DIRECTIONS FOR THIS TASK
Find and copy each line of the records where the string "палаты" shows up.

Dataset rows:
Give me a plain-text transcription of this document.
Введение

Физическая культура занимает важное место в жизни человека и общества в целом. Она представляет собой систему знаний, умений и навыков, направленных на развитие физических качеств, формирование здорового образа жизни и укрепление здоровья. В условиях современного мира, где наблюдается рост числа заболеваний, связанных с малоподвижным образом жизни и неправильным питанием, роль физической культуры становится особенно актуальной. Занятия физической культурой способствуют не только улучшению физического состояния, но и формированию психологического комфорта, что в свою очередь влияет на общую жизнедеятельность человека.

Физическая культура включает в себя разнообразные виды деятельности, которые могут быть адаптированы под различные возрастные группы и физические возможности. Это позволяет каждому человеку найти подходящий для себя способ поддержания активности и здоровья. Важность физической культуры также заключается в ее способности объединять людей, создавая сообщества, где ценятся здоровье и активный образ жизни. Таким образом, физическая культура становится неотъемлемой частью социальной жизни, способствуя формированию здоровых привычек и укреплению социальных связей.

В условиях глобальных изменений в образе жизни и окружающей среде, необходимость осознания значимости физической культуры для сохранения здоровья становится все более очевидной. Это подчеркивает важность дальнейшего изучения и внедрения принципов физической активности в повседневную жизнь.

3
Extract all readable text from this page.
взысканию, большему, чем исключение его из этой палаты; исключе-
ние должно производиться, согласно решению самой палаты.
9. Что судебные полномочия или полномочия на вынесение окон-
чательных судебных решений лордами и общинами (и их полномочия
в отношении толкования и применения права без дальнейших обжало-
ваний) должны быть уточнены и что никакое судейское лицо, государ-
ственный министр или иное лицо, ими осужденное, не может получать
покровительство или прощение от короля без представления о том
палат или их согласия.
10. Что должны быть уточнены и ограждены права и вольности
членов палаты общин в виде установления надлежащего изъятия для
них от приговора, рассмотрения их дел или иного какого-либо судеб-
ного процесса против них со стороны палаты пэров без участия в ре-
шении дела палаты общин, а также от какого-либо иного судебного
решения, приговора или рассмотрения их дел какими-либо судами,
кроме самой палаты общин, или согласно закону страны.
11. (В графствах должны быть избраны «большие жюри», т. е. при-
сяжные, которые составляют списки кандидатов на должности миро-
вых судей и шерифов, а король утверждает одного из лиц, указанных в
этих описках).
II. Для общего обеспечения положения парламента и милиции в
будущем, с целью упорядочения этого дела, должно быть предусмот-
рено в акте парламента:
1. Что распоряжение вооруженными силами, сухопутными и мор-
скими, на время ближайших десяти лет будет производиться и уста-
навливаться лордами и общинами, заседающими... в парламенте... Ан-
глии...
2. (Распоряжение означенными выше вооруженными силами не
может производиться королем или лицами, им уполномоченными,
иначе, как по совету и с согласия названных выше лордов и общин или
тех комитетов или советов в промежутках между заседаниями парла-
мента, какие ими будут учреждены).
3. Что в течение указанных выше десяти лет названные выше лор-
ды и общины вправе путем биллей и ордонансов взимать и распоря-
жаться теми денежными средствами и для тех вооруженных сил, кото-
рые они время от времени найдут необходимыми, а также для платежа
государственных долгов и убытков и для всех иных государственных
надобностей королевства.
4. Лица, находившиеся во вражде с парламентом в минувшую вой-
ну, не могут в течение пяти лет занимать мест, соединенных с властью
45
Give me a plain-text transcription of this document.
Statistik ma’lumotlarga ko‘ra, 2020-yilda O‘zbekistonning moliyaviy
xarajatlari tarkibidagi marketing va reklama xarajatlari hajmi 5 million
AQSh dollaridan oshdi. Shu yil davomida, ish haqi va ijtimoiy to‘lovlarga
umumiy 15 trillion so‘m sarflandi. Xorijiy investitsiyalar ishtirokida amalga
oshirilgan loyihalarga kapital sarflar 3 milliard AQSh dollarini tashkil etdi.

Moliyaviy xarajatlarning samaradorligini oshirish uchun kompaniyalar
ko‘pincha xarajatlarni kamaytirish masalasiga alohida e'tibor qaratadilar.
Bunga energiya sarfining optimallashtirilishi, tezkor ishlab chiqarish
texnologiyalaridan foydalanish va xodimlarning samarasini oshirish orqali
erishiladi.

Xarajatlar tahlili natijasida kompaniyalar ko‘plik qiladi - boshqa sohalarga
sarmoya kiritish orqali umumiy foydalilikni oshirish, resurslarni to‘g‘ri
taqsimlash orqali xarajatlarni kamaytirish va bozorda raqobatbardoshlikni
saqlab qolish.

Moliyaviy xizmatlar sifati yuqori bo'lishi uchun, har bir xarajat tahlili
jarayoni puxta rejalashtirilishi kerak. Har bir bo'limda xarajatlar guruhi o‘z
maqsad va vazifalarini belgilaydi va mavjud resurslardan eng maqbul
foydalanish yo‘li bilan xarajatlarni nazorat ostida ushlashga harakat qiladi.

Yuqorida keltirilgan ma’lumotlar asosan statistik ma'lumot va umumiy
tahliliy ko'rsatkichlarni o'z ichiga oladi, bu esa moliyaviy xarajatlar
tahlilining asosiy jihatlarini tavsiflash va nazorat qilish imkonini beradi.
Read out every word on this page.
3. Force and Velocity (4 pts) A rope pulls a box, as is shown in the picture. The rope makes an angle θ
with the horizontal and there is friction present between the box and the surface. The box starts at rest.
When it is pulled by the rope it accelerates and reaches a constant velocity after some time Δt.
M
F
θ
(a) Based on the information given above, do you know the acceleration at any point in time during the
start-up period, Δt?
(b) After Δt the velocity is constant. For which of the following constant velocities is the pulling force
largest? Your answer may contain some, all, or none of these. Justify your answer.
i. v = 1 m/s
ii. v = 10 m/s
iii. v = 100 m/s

SOLUTION BELOW
взысканию, большему, чем исключение его из этой палаты; исключе-
ние должно производиться, согласно решению самой палаты.
членов палаты общин в виде установления надлежащего изъятия для
ного процесса против них со стороны палаты пэров без участия в ре-
шении дела палаты общин, а также от какого-либо иного судебного
кроме самой палаты общин, или согласно закону страны.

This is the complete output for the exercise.